[Dataset records start]
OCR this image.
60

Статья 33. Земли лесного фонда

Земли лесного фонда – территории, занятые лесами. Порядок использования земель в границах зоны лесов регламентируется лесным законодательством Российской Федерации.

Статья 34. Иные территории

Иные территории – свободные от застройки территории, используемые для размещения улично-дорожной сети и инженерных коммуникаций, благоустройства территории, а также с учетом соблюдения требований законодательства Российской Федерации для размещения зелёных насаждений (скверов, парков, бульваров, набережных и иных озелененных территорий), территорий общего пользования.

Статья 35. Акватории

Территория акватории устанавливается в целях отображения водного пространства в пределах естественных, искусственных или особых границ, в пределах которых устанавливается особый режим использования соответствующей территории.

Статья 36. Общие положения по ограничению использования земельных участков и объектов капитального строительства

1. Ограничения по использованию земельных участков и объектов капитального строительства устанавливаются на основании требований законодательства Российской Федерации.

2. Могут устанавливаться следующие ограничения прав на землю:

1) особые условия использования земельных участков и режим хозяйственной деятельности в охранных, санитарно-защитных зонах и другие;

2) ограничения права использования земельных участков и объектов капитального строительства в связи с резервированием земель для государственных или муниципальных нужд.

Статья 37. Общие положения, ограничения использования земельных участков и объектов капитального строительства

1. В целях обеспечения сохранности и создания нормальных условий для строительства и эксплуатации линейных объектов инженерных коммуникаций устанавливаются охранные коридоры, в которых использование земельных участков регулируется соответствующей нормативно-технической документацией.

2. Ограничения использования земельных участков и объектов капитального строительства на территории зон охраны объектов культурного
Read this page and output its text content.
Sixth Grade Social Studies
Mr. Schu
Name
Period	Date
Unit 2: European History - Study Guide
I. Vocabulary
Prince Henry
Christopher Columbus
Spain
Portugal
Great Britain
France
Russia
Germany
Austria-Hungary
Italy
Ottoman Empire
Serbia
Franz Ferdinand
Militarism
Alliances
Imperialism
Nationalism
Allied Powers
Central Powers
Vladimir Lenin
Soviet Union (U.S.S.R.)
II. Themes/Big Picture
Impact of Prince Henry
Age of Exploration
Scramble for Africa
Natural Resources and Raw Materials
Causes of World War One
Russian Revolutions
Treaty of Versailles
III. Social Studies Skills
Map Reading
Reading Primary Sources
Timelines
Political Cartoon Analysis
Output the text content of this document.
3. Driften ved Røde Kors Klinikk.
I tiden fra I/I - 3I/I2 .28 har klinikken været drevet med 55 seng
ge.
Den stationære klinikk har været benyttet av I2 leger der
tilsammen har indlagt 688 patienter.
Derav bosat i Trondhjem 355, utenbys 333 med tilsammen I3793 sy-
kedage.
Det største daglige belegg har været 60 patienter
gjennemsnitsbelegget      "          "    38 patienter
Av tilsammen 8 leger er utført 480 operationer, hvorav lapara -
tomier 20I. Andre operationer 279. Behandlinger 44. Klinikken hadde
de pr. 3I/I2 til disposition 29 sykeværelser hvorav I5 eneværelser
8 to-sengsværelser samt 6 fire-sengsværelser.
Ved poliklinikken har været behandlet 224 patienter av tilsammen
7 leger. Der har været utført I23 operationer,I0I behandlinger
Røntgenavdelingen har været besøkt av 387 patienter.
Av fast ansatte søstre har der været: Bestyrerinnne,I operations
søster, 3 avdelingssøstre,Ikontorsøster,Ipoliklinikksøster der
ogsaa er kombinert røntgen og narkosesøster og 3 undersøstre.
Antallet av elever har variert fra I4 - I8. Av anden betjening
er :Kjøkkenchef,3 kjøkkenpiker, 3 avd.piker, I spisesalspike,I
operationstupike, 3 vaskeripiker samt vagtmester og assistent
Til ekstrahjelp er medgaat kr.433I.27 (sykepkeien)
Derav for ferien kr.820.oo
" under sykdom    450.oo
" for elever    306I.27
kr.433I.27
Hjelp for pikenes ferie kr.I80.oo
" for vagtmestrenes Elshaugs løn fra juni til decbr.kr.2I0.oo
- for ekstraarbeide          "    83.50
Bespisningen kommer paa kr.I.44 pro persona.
[Dataset records end]
Show every line where the string "Derav" appears.

Derav bosat i Trondhjem 355, utenbys 333 med tilsammen I3793 sy-
Derav for ferien kr.820.oo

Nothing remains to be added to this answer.